Goal of the exercise: Search the entries below. Return every line that has "area" in it.

[Extracted records]
———

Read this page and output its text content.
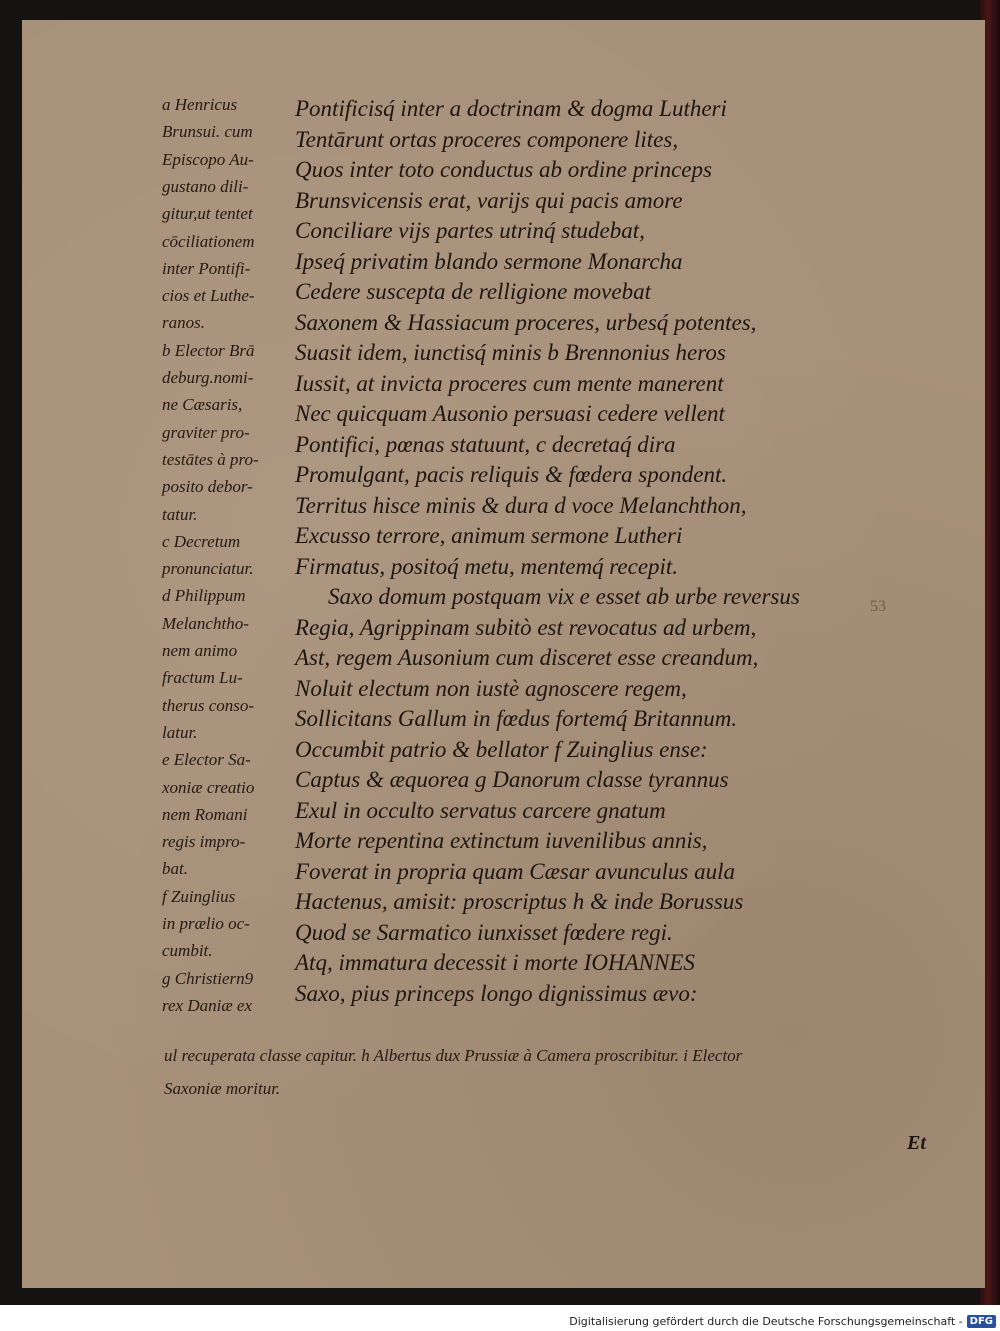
a Henricus
Brunsui. cum
Episcopo Au-
gustano dili-
gitur,ut tentet
cōciliationem
inter Pontifi-
cios et Luthe-
ranos.
b Elector Brā
deburg.nomi-
ne Cæsaris,
graviter pro-
testātes à pro-
posito debor-
tatur.
c Decretum
pronunciatur.
d Philippum
Melanchtho-
nem animo
fractum Lu-
therus conso-
latur.
e Elector Sa-
xoniæ creatio
nem Romani
regis impro-
bat.
f Zuinglius
in prælio oc-
cumbit.
g Christiern9
rex Daniæ ex
Pontificisq́ inter a doctrinam & dogma Lutheri
Tentārunt ortas proceres componere lites,
Quos inter toto conductus ab ordine princeps
Brunsvicensis erat, varijs qui pacis amore
Conciliare vijs partes utrinq́ studebat,
Ipseq́ privatim blando sermone Monarcha
Cedere suscepta de relligione movebat
Saxonem & Hassiacum proceres, urbesq́ potentes,
Suasit idem, iunctisq́ minis b Brennonius heros
Iussit, at invicta proceres cum mente manerent
Nec quicquam Ausonio persuasi cedere vellent
Pontifici, pœnas statuunt, c decretaq́ dira
Promulgant, pacis reliquis & fœdera spondent.
Territus hisce minis & dura d voce Melanchthon,
Excusso terrore, animum sermone Lutheri
Firmatus, positoq́ metu, mentemq́ recepit.
Saxo domum postquam vix e esset ab urbe reversus
Regia, Agrippinam subitò est revocatus ad urbem,
Ast, regem Ausonium cum disceret esse creandum,
Noluit electum non iustè agnoscere regem,
Sollicitans Gallum in fœdus fortemq́ Britannum.
Occumbit patrio & bellator f Zuinglius ense:
Captus & æquorea g Danorum classe tyrannus
Exul in occulto servatus carcere gnatum
Morte repentina extinctum iuvenilibus annis,
Foverat in propria quam Cæsar avunculus aula
Hactenus, amisit: proscriptus h & inde Borussus
Quod se Sarmatico iunxisset fœdere regi.
Atq, immatura decessit i morte IOHANNES
Saxo, pius princeps longo dignissimus ævo:
ul recuperata classe capitur. h Albertus dux Prussiæ à Camera proscribitur. i Elector
Saxoniæ moritur.
53
Et
Digitalisierung gefördert durch die Deutsche Forschungsgemeinschaft - DFG
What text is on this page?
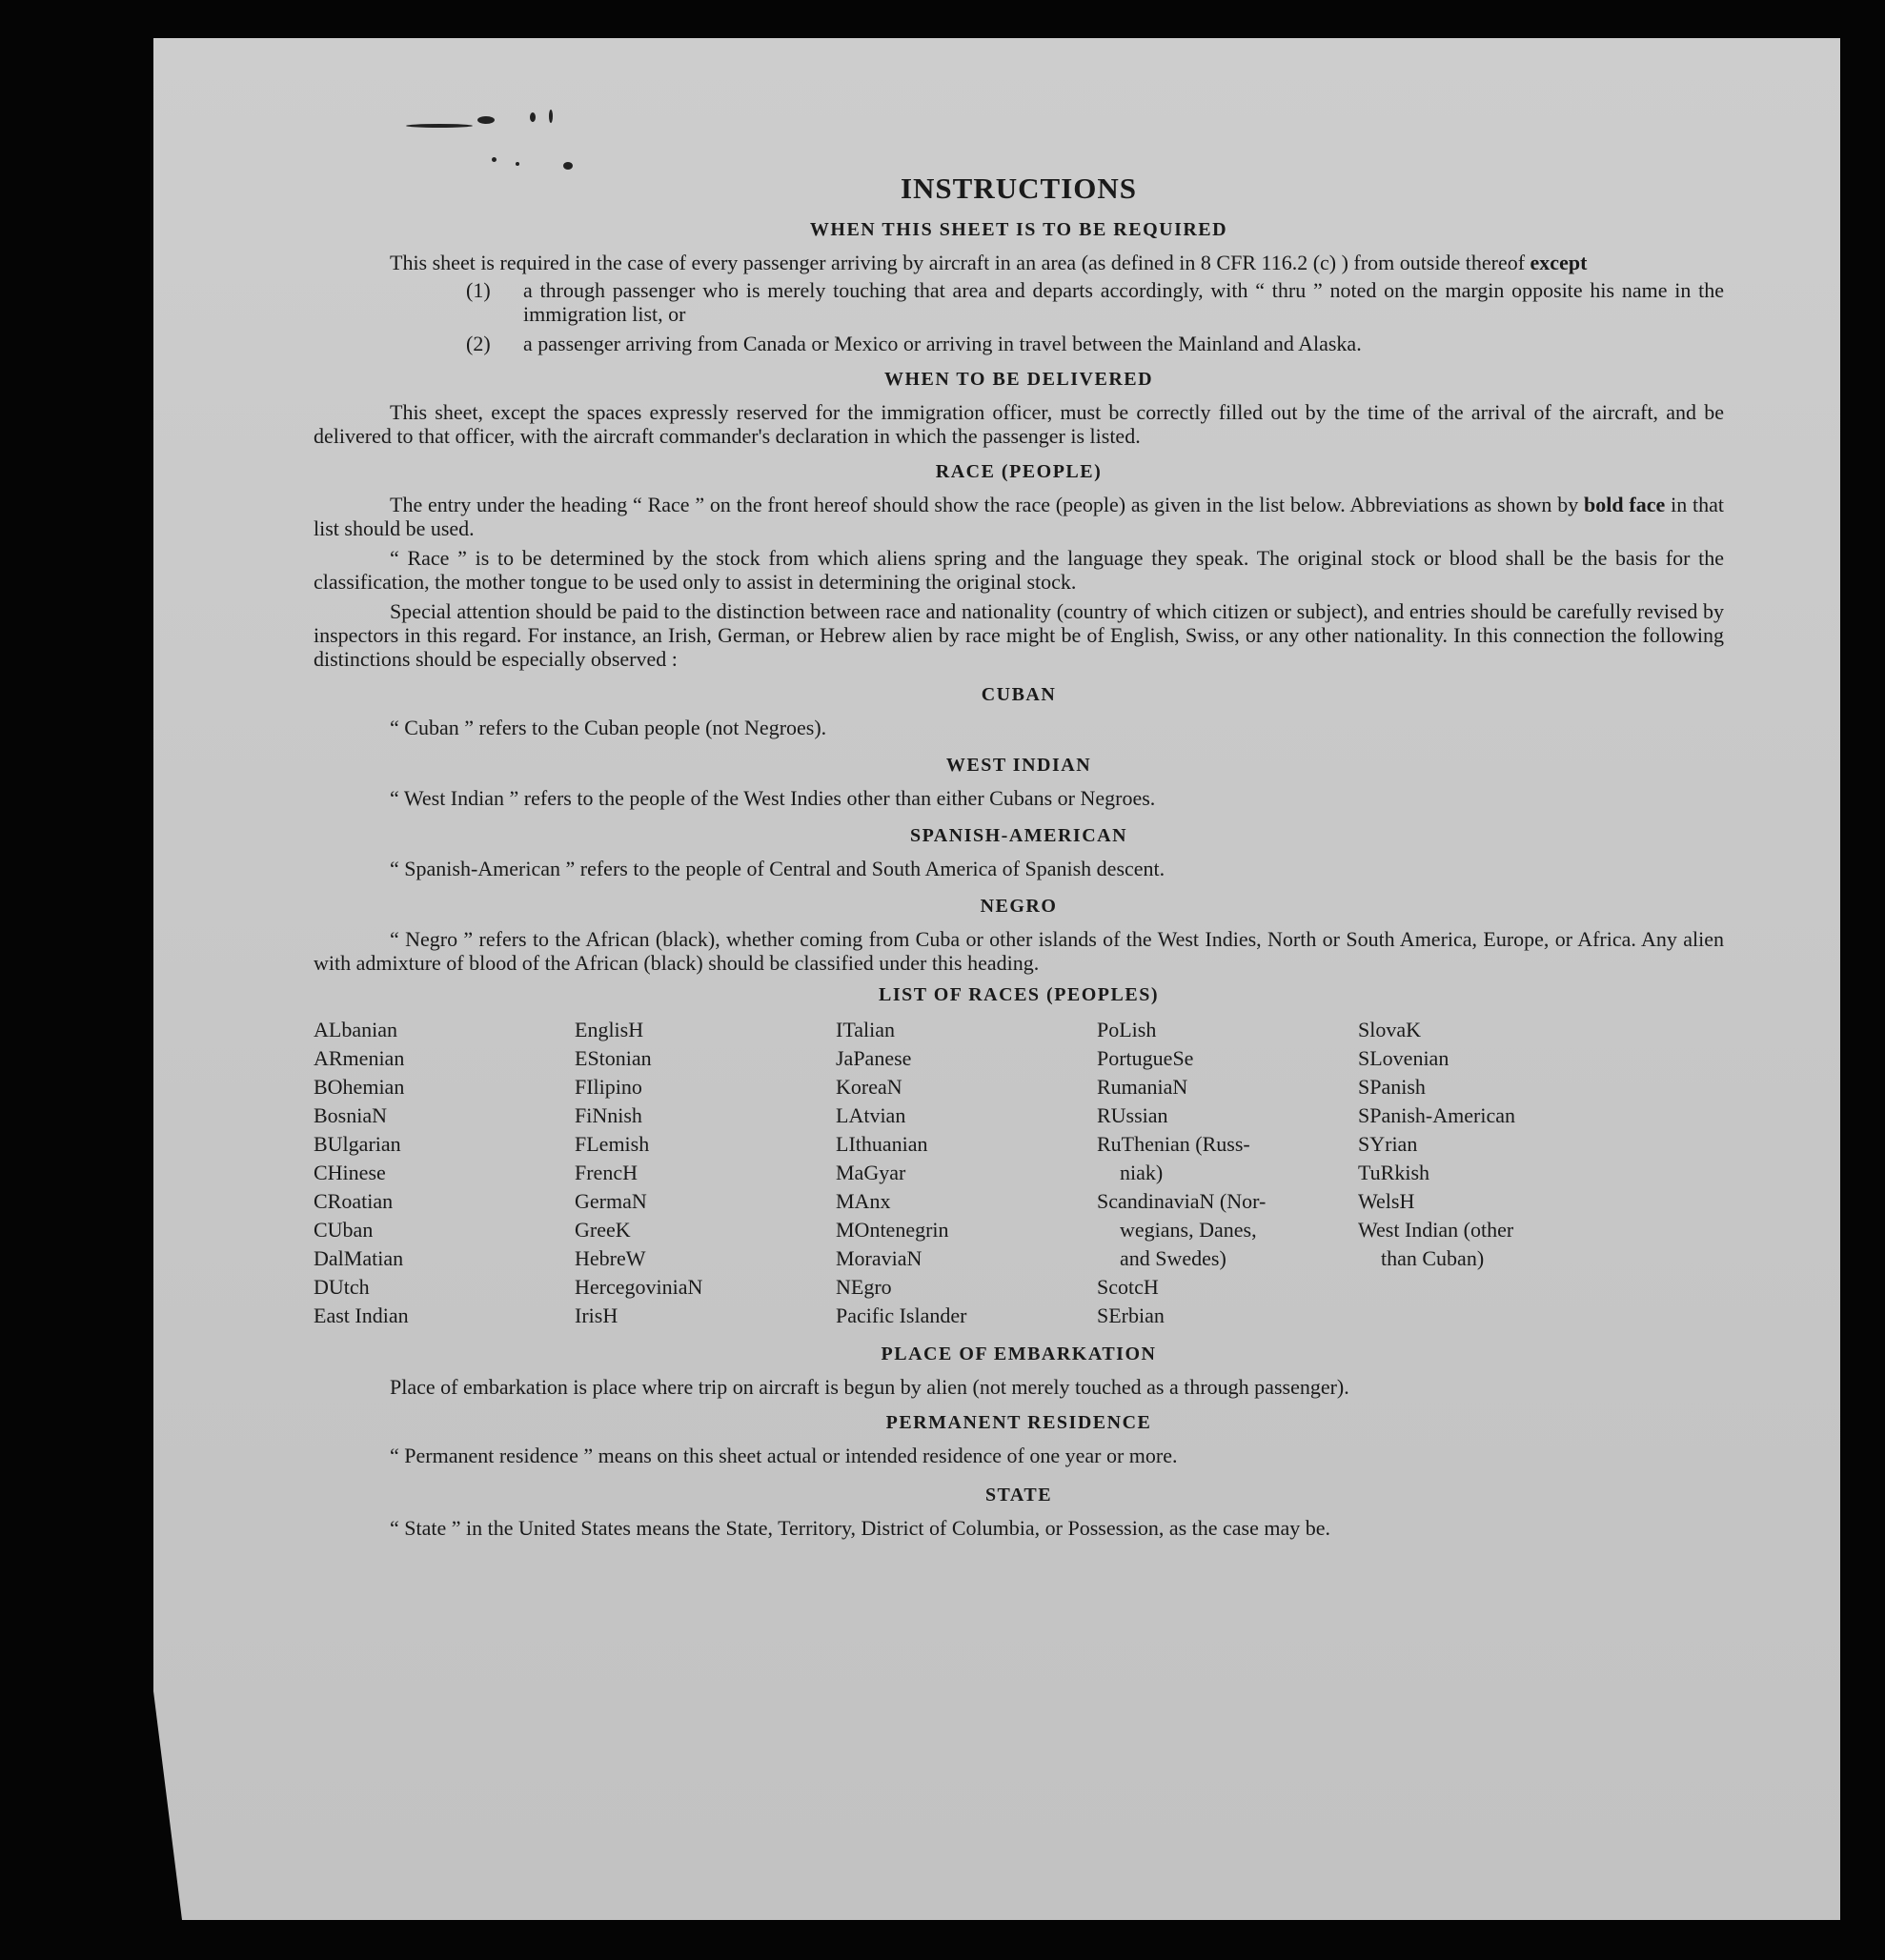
INSTRUCTIONS
WHEN THIS SHEET IS TO BE REQUIRED

This sheet is required in the case of every passenger arriving by aircraft in an area (as defined in 8 CFR 116.2 (c) ) from outside thereof except

(1)	a through passenger who is merely touching that area and departs accordingly, with “ thru ” noted on the margin opposite his name in the immigration list, or
(2)	a passenger arriving from Canada or Mexico or arriving in travel between the Mainland and Alaska.
WHEN TO BE DELIVERED

This sheet, except the spaces expressly reserved for the immigration officer, must be correctly filled out by the time of the arrival of the aircraft, and be delivered to that officer, with the aircraft commander's declaration in which the passenger is listed.

RACE (PEOPLE)

The entry under the heading “ Race ” on the front hereof should show the race (people) as given in the list below. Abbreviations as shown by bold face in that list should be used.

“ Race ” is to be determined by the stock from which aliens spring and the language they speak. The original stock or blood shall be the basis for the classification, the mother tongue to be used only to assist in determining the original stock.

Special attention should be paid to the distinction between race and nationality (country of which citizen or subject), and entries should be carefully revised by inspectors in this regard. For instance, an Irish, German, or Hebrew alien by race might be of English, Swiss, or any other nationality. In this connection the following distinctions should be especially observed :

CUBAN

“ Cuban ” refers to the Cuban people (not Negroes).

WEST INDIAN

“ West Indian ” refers to the people of the West Indies other than either Cubans or Negroes.

SPANISH-AMERICAN

“ Spanish-American ” refers to the people of Central and South America of Spanish descent.

NEGRO

“ Negro ” refers to the African (black), whether coming from Cuba or other islands of the West Indies, North or South America, Europe, or Africa. Any alien with admixture of blood of the African (black) should be classified under this heading.

LIST OF RACES (PEOPLES)
ALbanian
ARmenian
BOhemian
BosniaN
BUlgarian
CHinese
CRoatian
CUban
DalMatian
DUtch
East Indian
EnglisH
EStonian
FIlipino
FiNnish
FLemish
FrencH
GermaN
GreeK
HebreW
HercegoviniaN
IrisH
ITalian
JaPanese
KoreaN
LAtvian
LIthuanian
MaGyar
MAnx
MOntenegrin
MoraviaN
NEgro
Pacific Islander
PoLish
PortugueSe
RumaniaN
RUssian
RuThenian (Russ-
niak)
ScandinaviaN (Nor-
wegians, Danes,
and Swedes)
ScotcH
SErbian
SlovaK
SLovenian
SPanish
SPanish-American
SYrian
TuRkish
WelsH
West Indian (other
than Cuban)
PLACE OF EMBARKATION

Place of embarkation is place where trip on aircraft is begun by alien (not merely touched as a through passenger).

PERMANENT RESIDENCE

“ Permanent residence ” means on this sheet actual or intended residence of one year or more.

STATE

“ State ” in the United States means the State, Territory, District of Columbia, or Possession, as the case may be.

———

Result:
This sheet is required in the case of every passenger arriving by aircraft in an area (as defined in 8 CFR 116.2 (c) ) from outside thereof except
(1)	a through passenger who is merely touching that area and departs accordingly, with “ thru ” noted on the margin opposite his name in the immigration list, or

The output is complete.